▶ Problem statement: Count the lines below that contain the word "Song", and report only that number.

▶ Information given:
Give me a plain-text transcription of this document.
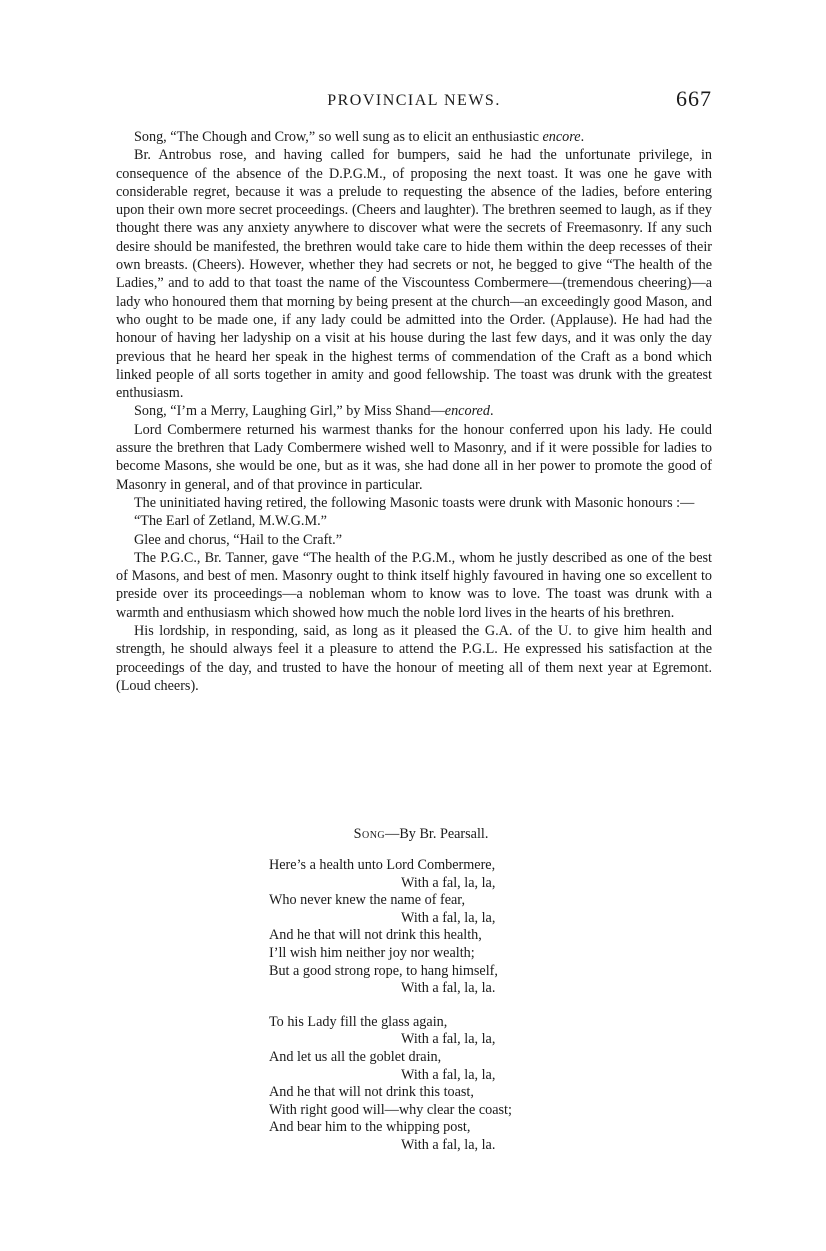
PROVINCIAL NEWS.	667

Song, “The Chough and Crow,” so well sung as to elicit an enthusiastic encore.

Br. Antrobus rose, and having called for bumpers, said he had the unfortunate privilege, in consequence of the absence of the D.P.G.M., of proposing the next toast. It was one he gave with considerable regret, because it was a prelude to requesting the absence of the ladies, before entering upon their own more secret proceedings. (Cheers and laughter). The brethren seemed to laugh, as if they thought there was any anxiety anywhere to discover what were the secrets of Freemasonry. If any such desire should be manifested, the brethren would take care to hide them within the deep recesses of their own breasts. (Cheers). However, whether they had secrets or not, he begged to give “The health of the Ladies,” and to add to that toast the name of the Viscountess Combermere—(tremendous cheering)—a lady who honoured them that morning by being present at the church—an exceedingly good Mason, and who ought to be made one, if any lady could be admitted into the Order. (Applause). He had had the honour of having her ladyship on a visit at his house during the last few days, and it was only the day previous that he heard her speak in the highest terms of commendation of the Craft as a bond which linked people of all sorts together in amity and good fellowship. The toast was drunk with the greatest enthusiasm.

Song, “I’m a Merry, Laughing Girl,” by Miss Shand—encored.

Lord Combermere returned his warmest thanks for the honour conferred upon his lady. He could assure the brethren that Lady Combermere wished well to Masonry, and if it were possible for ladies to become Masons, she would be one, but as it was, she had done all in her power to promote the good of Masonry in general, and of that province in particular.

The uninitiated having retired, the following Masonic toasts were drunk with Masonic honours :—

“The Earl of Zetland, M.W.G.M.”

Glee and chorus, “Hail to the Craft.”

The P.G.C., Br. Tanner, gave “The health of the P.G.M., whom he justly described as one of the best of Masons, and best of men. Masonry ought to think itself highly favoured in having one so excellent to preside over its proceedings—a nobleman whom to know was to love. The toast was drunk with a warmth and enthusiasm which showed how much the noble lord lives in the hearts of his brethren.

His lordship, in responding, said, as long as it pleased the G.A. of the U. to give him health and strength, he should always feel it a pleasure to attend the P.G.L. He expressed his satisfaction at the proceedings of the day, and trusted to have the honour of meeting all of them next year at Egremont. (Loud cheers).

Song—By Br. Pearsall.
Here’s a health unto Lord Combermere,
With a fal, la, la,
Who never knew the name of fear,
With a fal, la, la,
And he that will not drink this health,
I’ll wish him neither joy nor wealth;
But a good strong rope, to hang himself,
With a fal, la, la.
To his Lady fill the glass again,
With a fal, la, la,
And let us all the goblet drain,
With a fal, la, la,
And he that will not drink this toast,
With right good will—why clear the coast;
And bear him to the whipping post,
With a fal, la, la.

▶ Answer for this exercise: 3